» **DATA TO USE**

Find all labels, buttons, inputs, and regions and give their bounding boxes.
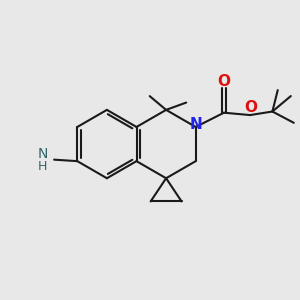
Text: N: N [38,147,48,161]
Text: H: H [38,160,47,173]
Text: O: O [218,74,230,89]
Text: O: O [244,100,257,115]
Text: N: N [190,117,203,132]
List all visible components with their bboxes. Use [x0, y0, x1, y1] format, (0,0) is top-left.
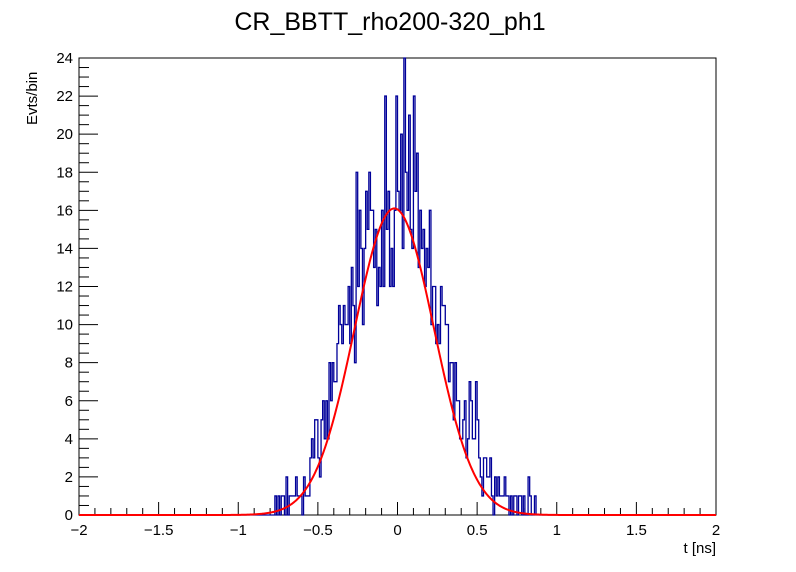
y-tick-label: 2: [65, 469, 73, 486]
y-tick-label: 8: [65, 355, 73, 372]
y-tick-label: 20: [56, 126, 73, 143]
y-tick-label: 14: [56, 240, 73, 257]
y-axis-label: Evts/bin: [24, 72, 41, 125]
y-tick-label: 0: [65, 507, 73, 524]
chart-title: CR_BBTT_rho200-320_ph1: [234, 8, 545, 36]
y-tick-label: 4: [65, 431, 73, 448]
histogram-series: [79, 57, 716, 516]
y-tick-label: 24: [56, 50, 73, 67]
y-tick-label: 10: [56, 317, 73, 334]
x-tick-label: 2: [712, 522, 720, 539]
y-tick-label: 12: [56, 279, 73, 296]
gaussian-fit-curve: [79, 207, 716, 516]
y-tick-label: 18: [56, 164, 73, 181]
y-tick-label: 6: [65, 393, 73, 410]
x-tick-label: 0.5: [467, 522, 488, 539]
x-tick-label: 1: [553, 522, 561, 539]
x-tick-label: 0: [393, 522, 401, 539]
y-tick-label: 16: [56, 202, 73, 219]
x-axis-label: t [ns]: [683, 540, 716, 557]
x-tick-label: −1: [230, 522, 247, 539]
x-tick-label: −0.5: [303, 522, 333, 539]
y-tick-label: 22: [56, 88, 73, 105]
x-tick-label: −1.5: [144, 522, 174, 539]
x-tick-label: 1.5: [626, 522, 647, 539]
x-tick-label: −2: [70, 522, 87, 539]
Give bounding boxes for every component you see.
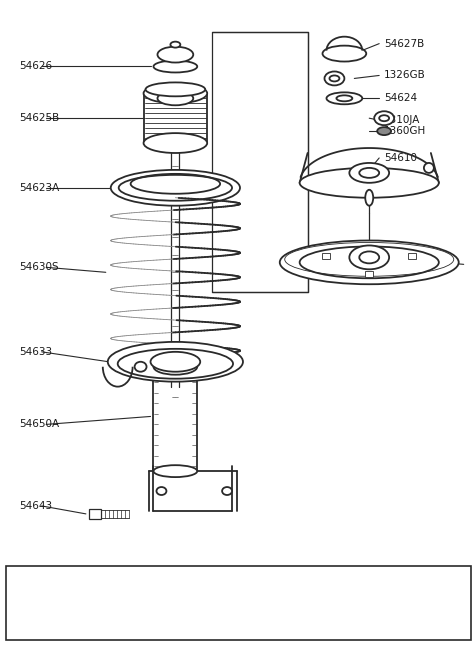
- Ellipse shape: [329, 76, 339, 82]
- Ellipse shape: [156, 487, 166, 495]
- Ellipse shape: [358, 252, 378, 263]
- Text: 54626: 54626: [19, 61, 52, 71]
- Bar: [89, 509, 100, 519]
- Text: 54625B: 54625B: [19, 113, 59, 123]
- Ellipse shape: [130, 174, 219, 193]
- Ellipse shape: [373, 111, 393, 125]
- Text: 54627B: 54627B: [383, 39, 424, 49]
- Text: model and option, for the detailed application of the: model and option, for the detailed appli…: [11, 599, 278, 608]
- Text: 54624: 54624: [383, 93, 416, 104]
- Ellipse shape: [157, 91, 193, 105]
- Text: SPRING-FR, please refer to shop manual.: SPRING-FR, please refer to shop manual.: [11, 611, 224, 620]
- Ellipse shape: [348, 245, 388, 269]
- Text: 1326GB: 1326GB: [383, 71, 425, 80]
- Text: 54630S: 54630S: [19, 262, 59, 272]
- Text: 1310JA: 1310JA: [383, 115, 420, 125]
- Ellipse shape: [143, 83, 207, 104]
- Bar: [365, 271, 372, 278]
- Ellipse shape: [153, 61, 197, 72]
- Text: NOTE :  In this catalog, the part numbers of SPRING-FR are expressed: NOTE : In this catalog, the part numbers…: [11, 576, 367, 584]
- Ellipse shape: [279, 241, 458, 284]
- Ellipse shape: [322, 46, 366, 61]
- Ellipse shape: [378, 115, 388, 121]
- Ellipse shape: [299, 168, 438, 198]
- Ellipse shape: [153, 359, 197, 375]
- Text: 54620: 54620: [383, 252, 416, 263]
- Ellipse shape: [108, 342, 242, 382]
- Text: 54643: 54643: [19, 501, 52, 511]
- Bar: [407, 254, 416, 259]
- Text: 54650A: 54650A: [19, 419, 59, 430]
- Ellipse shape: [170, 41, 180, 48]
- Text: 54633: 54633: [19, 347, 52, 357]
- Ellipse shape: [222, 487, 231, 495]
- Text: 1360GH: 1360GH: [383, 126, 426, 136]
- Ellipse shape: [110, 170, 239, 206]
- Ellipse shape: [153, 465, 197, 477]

» **BRIEF**
Reproduce the listing above verbatim, from its first line through the line containing "List all visible", including both of those lines. Leave out the pictures.

» **SOLUTION TO THE EXERCISE**
Find all labels, buttons, inputs, and regions and give their bounding boxes.
Text: N: N [38,147,48,161]
Text: H: H [38,160,47,173]
Text: O: O [218,74,230,89]
Text: O: O [244,100,257,115]
Text: N: N [190,117,203,132]
List all visible components with their bboxes. Use [x0, y0, x1, y1] format, (0,0) is top-left.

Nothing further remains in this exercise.